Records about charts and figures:
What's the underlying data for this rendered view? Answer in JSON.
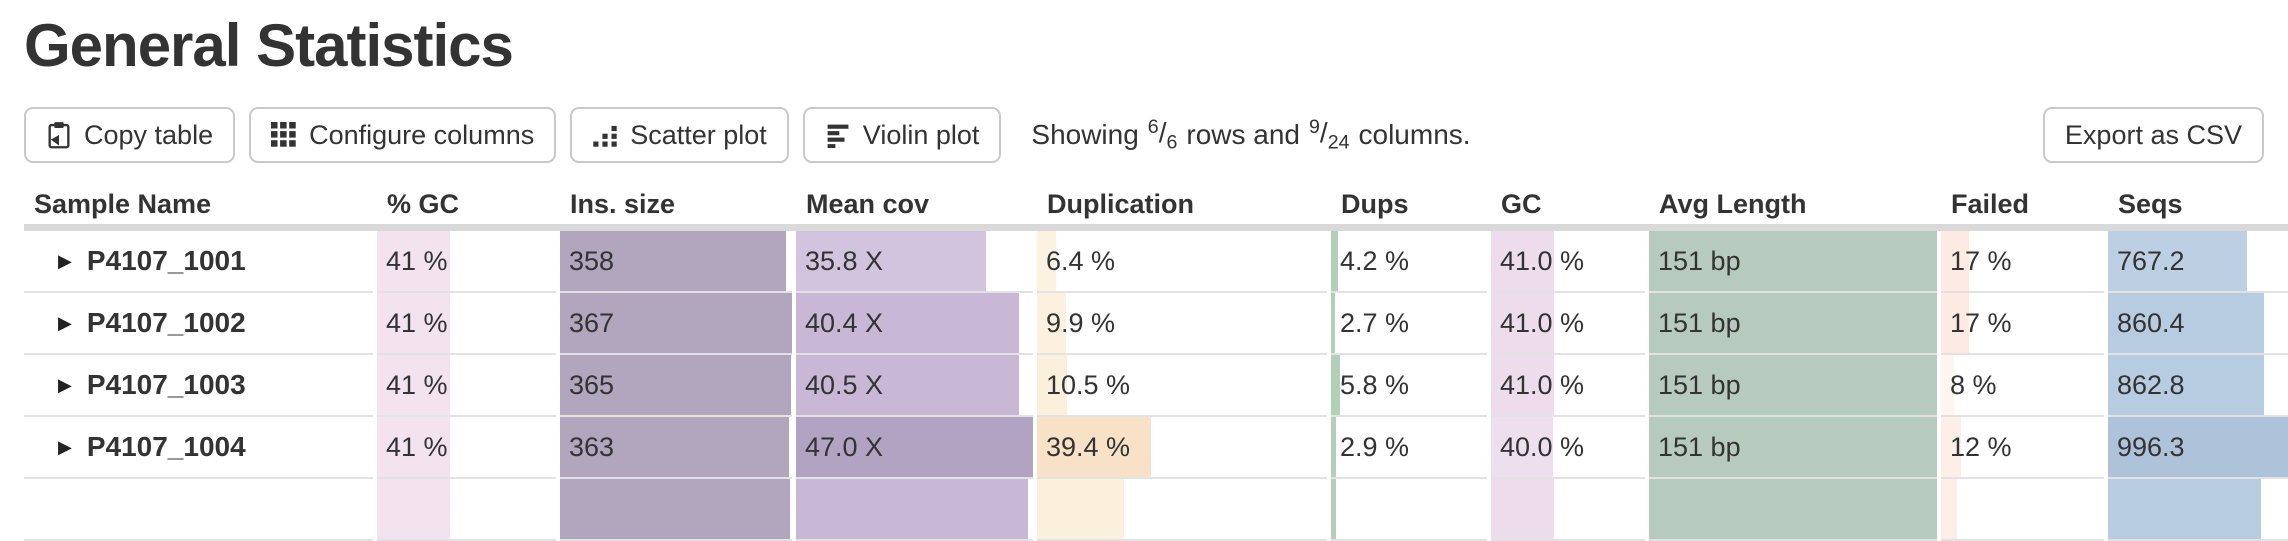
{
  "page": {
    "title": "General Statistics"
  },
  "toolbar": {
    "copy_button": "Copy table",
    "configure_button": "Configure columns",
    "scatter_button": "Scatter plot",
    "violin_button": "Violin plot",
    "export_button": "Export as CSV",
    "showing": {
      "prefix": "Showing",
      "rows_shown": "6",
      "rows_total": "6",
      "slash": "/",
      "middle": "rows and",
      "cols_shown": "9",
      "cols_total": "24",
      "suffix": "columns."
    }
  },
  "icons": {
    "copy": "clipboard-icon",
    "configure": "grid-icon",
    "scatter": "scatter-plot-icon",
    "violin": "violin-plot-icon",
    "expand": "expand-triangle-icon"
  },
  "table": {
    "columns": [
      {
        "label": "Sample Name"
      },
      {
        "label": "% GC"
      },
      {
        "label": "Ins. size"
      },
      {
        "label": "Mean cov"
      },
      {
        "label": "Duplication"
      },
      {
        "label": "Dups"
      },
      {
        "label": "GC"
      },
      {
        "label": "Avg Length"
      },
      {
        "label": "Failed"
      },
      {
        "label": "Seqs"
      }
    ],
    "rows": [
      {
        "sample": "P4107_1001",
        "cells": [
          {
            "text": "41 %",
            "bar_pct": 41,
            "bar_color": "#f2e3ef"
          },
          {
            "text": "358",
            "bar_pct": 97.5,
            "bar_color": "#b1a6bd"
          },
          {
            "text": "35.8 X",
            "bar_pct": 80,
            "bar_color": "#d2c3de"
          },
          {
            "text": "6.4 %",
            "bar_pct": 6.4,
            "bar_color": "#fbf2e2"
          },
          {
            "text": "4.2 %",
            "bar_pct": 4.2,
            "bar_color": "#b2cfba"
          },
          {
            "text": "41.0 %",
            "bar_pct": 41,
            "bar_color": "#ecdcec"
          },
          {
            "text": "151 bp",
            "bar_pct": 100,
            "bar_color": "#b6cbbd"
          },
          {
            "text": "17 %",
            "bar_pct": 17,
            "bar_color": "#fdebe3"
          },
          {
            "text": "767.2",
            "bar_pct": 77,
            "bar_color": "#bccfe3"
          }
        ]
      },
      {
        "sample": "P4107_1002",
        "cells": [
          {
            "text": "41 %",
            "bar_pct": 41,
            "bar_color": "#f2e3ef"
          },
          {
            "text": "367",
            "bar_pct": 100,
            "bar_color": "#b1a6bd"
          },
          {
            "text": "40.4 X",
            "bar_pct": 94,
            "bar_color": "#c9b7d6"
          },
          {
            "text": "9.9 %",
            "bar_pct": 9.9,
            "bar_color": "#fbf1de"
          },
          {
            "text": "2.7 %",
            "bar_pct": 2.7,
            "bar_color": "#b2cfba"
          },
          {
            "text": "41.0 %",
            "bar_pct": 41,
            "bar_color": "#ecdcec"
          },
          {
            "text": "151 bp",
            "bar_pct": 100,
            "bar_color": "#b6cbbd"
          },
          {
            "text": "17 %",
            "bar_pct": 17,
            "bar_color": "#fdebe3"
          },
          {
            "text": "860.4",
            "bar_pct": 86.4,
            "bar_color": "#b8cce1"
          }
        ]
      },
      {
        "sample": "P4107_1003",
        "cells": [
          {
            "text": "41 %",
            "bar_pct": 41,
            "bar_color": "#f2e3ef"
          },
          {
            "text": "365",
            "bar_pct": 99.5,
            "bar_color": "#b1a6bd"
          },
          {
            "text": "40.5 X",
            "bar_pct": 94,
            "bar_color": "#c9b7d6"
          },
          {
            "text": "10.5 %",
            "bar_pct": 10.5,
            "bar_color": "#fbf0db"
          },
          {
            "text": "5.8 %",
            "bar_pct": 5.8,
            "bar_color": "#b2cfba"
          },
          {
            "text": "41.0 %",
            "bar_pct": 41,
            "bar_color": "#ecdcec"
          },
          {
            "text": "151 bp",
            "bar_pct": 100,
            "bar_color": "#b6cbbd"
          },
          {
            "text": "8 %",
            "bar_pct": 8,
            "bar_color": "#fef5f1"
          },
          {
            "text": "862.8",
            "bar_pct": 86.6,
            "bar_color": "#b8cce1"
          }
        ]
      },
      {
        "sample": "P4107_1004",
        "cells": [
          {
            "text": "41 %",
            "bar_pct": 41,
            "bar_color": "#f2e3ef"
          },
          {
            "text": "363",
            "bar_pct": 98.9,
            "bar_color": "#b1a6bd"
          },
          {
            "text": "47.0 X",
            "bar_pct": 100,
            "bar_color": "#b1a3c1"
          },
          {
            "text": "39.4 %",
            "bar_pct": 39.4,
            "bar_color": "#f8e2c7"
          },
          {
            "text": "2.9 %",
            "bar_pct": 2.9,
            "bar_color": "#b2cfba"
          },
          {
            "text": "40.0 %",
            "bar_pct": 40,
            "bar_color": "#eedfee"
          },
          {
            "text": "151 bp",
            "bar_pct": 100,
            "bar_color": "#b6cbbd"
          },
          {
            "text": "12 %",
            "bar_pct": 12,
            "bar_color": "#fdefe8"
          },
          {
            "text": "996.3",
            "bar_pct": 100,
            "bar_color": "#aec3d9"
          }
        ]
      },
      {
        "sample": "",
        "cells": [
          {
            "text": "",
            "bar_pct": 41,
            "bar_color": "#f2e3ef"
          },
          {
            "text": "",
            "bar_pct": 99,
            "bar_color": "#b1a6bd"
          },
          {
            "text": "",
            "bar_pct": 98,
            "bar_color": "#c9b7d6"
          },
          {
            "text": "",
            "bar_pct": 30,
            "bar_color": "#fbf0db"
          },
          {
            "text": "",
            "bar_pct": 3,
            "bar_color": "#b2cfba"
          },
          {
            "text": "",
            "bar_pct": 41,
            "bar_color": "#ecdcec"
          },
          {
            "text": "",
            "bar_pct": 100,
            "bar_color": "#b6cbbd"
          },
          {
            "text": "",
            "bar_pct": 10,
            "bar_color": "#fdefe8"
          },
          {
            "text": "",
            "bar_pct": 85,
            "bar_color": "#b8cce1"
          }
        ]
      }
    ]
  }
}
--
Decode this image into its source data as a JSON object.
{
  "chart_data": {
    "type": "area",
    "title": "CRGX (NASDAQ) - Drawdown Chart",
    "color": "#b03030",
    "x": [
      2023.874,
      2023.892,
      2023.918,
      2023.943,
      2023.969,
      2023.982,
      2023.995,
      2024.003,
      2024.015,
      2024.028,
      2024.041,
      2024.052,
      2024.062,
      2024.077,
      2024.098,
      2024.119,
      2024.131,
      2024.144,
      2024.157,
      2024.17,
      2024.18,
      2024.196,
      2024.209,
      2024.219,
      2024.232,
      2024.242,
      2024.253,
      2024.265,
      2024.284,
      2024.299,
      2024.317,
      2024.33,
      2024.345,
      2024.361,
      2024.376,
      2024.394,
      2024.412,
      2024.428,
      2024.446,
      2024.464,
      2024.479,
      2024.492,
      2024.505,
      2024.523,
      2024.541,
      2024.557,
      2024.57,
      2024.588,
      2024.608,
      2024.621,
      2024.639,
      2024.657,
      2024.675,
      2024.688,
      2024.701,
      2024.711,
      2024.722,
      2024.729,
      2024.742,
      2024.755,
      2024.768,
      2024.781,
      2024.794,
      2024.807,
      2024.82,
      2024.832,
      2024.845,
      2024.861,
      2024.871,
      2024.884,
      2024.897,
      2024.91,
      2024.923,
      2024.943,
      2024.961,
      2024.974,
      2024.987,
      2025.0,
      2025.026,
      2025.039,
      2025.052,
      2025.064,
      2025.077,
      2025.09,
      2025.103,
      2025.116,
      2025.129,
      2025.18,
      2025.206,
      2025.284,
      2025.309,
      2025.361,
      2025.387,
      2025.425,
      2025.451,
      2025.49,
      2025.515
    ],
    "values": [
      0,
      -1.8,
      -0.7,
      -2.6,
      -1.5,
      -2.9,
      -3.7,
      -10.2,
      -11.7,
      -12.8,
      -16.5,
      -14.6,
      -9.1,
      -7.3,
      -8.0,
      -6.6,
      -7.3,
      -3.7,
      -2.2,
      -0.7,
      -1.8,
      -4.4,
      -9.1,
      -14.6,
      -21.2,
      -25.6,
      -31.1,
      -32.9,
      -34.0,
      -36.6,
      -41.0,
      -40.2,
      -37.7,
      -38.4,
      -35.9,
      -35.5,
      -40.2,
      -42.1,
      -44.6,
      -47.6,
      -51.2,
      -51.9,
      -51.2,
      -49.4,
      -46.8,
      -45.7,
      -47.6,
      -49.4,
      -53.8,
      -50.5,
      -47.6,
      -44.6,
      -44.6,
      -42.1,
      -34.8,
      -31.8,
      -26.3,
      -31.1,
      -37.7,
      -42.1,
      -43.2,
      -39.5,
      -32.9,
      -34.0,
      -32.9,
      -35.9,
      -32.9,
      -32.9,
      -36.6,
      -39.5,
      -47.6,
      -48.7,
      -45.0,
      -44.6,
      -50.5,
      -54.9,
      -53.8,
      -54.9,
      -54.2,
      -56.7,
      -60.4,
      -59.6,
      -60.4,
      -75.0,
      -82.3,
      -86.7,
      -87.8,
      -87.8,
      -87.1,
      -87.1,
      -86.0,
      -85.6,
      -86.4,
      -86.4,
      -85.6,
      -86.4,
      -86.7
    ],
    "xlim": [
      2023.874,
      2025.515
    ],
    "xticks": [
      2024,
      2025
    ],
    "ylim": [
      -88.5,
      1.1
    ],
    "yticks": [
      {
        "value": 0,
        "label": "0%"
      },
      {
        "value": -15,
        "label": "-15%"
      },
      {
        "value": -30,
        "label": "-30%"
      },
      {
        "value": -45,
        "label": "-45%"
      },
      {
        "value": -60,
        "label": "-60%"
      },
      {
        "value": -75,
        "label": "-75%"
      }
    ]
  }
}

What the task asks
Within the records above, how many lines include the word "title"? State the number by itself.

Written solution
2